TASK DIRECTIONS - Gather each line of the records where "ビジネスについて" appears.

EXERCISE INPUTS -
---+---
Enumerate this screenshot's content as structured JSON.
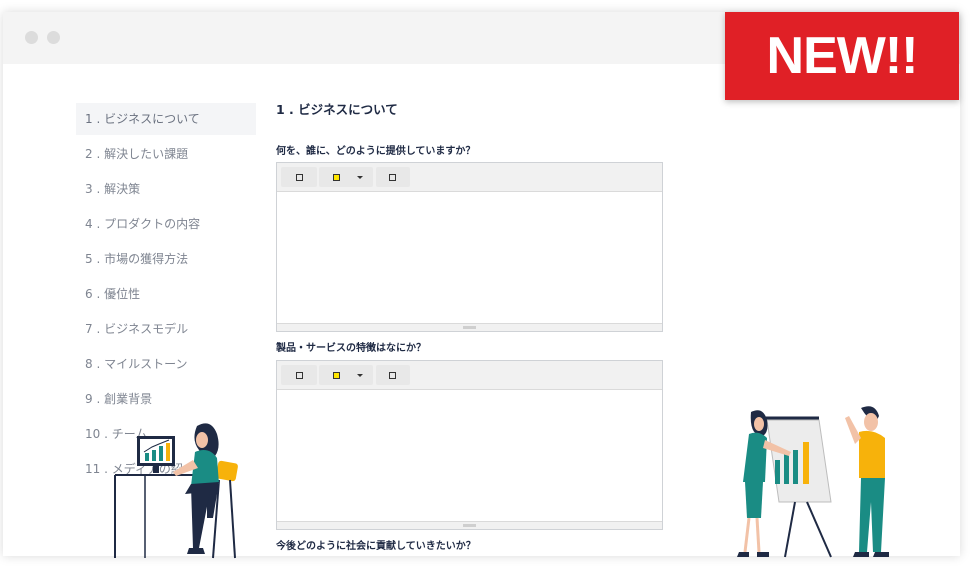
{
  "badge": {
    "label": "NEW!!"
  },
  "sidebar": {
    "items": [
      {
        "label": "1 . ビジネスについて"
      },
      {
        "label": "2 . 解決したい課題"
      },
      {
        "label": "3 . 解決策"
      },
      {
        "label": "4 . プロダクトの内容"
      },
      {
        "label": "5 . 市場の獲得方法"
      },
      {
        "label": "6 . 優位性"
      },
      {
        "label": "7 . ビジネスモデル"
      },
      {
        "label": "8 . マイルストーン"
      },
      {
        "label": "9 . 創業背景"
      },
      {
        "label": "10 . チーム"
      },
      {
        "label": "11 . メディアの紹"
      }
    ]
  },
  "main": {
    "section_title": "1 . ビジネスについて",
    "questions": [
      {
        "label": "何を、誰に、どのように提供していますか？"
      },
      {
        "label": "製品・サービスの特徴はなにか？"
      },
      {
        "label": "今後どのように社会に貢献していきたいか？"
      }
    ]
  },
  "colors": {
    "accent": "#e02026",
    "teal": "#1a8c84",
    "yellow": "#f7b20b",
    "navy": "#1f2a44"
  }
}
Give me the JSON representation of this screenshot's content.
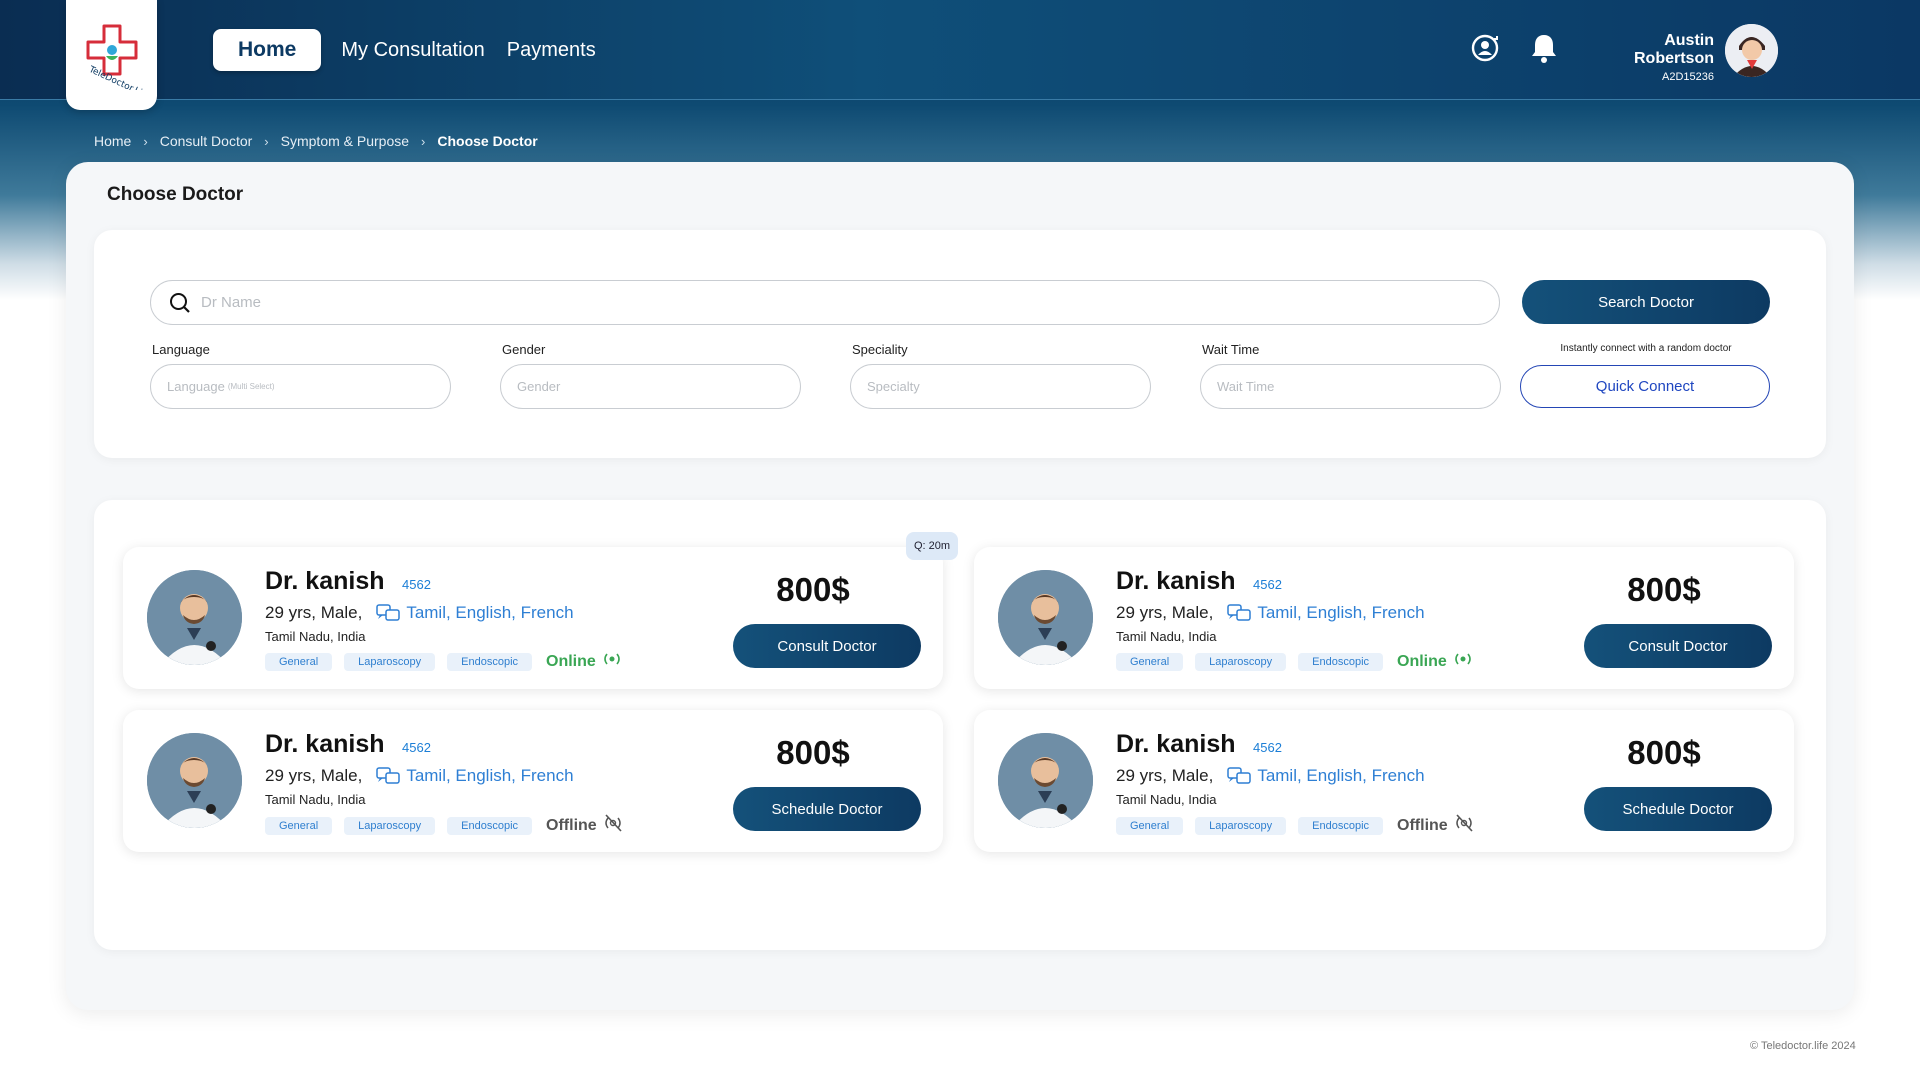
---+---
OUTPUT FOR THIS EXERCISE -
        "label": "1 . ビジネスについて"
    "section_title": "1 . ビジネスについて",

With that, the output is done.